> [DOCUMENT SECTION]:
>>>>

By Robert Simonson
07 Sep 2012
Also opening along the Thames will be the first full London revival of A Chorus Line since the original Broadway production transferred to the Theatre Royal, Drury Lane in 1976, where it ran for three years (a far shorter stay than the Broadway incarnation).
It will now begin performances at the London Palladium Feb. 2, 2013, prior to an official opening Feb. 19, for a limited season that is booking through June 29. The production will be directed by Bob Avian, Michael Bennett's long-term collaborator and his co-choreographer on the original production. He was also responsible for directing the 2006 Broadway revival of A Chorus Line. Since composer Marvin Hamlisch died in August, Avian is the only major creative figure connected to the original staging who is still living.
Finding talented tots is hard, apparently.
Producers of A Christmas Story, The Musical! are still searching for a young actor to star as Ralphie in the Broadway production of the beloved holiday film that will begin previews Nov. 5 at the Lunt-Fontanne Theatre.
"This is a bona fide national search. We are in the final two weeks of auditions for the right Ralphie who could be Broadway's next sensation," said Peter Billingsly, none other than the original Ralphie from the movie. Billingsly has a doubly-vested interest, since is also among the musical's producers.

<<<<

> [EXERCISE INSTRUCTIONS]:
1. Answer each question from the theater news column.
(a) To which London theater did the original Broadway production of A Chorus Line transfer in 1976?
(b) Who will direct the London Palladium production of A Chorus Line?
(c) At which theater will A Christmas Story, The Musical! begin previews on Nov. 5?
2. Copy the theater news column between "By Robert Simonson" and "is hard, apparently.", inclusive.
3. Translate this sentence from the theater news column into French: "He was also responsible for directing the 2006 Broadway revival of A Chorus Line."
Answer using only the theater news column above.

> [EXTRACTED RECORDS]:
>>>>

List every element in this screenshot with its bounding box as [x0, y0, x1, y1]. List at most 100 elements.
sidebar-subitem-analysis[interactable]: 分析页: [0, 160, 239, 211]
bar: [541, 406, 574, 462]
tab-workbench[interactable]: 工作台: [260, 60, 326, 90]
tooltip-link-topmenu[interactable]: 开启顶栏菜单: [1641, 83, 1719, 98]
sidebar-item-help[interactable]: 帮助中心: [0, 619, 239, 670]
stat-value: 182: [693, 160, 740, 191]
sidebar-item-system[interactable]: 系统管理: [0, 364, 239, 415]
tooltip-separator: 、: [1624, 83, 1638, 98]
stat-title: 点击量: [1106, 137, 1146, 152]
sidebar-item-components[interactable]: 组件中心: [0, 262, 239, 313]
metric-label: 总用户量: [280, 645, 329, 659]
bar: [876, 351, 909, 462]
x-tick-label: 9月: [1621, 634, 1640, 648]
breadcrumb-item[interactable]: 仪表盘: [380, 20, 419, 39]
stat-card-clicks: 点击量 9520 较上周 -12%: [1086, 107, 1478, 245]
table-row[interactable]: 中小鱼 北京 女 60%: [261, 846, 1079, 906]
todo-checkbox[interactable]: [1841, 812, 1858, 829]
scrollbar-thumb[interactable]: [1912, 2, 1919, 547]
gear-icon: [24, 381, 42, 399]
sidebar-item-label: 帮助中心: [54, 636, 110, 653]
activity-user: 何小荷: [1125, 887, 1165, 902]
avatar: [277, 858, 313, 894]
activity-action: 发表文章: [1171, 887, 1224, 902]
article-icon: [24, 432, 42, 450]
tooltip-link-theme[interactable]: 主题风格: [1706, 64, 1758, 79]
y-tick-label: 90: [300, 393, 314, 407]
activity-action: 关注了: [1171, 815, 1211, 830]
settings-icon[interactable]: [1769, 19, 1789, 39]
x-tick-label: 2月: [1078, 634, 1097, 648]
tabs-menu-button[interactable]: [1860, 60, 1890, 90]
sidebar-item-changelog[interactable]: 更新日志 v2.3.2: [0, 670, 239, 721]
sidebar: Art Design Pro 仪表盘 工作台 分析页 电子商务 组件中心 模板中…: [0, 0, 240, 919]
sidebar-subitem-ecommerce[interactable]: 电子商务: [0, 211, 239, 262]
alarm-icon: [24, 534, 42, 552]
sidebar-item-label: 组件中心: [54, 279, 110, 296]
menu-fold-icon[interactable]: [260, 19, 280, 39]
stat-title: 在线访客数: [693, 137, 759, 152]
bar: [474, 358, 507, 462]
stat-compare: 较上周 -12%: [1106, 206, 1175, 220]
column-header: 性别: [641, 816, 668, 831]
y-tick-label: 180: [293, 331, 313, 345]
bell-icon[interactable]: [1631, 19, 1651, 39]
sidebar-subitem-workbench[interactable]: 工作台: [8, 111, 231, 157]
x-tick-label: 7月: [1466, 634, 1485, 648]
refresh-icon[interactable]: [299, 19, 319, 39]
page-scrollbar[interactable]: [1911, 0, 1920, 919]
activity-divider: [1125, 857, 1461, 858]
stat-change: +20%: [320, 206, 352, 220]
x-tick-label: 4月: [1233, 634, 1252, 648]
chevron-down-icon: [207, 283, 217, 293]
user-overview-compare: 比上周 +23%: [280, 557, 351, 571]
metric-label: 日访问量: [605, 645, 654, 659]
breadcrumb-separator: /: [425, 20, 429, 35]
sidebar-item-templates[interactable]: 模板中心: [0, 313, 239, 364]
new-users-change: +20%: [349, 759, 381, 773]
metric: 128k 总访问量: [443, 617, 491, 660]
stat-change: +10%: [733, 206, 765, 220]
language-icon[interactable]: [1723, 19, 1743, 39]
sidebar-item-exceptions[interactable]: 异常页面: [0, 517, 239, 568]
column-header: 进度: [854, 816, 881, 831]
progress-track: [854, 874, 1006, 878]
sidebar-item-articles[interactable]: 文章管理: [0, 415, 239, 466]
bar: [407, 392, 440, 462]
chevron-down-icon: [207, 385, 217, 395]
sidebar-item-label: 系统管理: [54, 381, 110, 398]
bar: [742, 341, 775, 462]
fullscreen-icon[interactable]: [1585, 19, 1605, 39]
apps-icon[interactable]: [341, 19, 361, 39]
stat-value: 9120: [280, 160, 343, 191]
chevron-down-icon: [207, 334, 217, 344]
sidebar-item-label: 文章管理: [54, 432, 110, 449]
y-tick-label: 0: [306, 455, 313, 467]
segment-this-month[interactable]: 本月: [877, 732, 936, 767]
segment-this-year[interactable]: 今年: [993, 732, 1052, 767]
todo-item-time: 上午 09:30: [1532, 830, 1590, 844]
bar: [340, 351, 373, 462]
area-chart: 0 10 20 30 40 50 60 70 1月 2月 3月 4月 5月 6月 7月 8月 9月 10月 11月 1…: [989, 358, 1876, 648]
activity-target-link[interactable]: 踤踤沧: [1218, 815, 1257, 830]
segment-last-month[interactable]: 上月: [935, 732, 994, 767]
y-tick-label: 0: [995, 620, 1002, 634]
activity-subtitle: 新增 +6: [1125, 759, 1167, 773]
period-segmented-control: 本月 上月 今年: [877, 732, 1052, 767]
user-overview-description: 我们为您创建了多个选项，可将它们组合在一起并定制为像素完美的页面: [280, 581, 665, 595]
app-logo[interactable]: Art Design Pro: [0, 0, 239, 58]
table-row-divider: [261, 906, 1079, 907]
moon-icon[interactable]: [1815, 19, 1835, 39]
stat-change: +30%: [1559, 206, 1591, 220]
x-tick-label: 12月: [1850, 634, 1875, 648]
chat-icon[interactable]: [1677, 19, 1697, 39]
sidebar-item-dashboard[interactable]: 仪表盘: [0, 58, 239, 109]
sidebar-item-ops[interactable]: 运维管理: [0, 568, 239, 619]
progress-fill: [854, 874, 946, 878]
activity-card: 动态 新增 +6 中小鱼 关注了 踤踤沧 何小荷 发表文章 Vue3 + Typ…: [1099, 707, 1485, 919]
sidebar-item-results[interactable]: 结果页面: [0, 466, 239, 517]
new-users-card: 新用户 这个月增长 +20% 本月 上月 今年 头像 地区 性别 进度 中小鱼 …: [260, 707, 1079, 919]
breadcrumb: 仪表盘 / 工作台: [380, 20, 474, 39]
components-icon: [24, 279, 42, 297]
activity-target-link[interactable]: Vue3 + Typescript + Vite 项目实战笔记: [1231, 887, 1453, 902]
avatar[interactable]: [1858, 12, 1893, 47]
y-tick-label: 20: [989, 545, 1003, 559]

<<<<

> [ANSWERS IN ORDER]:
1.
(a) The Theatre Royal, Drury Lane
(b) Bob Avian
(c) The Lunt-Fontanne Theatre

2.
By Robert Simonson
07 Sep 2012
Also opening along the Thames will be the first full London revival of A Chorus Line since the original Broadway production transferred to the Theatre Royal, Drury Lane in 1976, where it ran for three years (a far shorter stay than the Broadway incarnation).
It will now begin performances at the London Palladium Feb. 2, 2013, prior to an official opening Feb. 19, for a limited season that is booking through June 29. The production will be directed by Bob Avian, Michael Bennett's long-term collaborator and his co-choreographer on the original production. He was also responsible for directing the 2006 Broadway revival of A Chorus Line. Since composer Marvin Hamlisch died in August, Avian is the only major creative figure connected to the original staging who is still living.
Finding talented tots is hard, apparently.

3. Il était également responsable de la mise en scène de la reprise de A Chorus Line à Broadway en 2006.